BEGIN DATASET EXCERPTS
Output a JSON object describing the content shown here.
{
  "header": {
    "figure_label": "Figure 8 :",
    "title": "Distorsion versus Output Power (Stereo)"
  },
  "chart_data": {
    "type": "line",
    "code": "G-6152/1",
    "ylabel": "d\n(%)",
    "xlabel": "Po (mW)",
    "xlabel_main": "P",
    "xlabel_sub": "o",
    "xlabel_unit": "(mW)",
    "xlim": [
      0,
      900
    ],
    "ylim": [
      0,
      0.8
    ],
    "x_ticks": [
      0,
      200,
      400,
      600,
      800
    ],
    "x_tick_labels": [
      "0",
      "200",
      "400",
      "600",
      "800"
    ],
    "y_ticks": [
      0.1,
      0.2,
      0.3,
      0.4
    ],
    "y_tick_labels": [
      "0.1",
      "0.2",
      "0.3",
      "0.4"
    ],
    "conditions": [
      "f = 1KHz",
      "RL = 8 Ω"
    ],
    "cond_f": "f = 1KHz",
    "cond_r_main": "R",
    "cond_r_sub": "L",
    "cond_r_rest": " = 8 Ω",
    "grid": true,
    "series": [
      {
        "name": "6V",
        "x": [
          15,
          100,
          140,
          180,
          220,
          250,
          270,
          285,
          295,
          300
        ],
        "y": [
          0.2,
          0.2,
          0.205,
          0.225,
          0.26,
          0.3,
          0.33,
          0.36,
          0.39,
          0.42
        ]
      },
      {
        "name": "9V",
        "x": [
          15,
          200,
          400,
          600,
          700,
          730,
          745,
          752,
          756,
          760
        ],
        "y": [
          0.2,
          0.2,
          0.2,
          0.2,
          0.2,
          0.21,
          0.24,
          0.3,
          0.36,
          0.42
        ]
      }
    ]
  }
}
END DATASET EXCERPTS
→ **PROBLEM TO SOLVE**: Reproduce each entry from the records above, character for character.

→ **RESPONSE**:
Output a JSON object describing the content shown here.
{
  "header": {
    "figure_label": "Figure 8 :",
    "title": "Distorsion versus Output Power (Stereo)"
  },
  "chart_data": {
    "type": "line",
    "code": "G-6152/1",
    "ylabel": "d\n(%)",
    "xlabel": "Po (mW)",
    "xlabel_main": "P",
    "xlabel_sub": "o",
    "xlabel_unit": "(mW)",
    "xlim": [
      0,
      900
    ],
    "ylim": [
      0,
      0.8
    ],
    "x_ticks": [
      0,
      200,
      400,
      600,
      800
    ],
    "x_tick_labels": [
      "0",
      "200",
      "400",
      "600",
      "800"
    ],
    "y_ticks": [
      0.1,
      0.2,
      0.3,
      0.4
    ],
    "y_tick_labels": [
      "0.1",
      "0.2",
      "0.3",
      "0.4"
    ],
    "conditions": [
      "f = 1KHz",
      "RL = 8 Ω"
    ],
    "cond_f": "f = 1KHz",
    "cond_r_main": "R",
    "cond_r_sub": "L",
    "cond_r_rest": " = 8 Ω",
    "grid": true,
    "series": [
      {
        "name": "6V",
        "x": [
          15,
          100,
          140,
          180,
          220,
          250,
          270,
          285,
          295,
          300
        ],
        "y": [
          0.2,
          0.2,
          0.205,
          0.225,
          0.26,
          0.3,
          0.33,
          0.36,
          0.39,
          0.42
        ]
      },
      {
        "name": "9V",
        "x": [
          15,
          200,
          400,
          600,
          700,
          730,
          745,
          752,
          756,
          760
        ],
        "y": [
          0.2,
          0.2,
          0.2,
          0.2,
          0.2,
          0.21,
          0.24,
          0.3,
          0.36,
          0.42
        ]
      }
    ]
  }
}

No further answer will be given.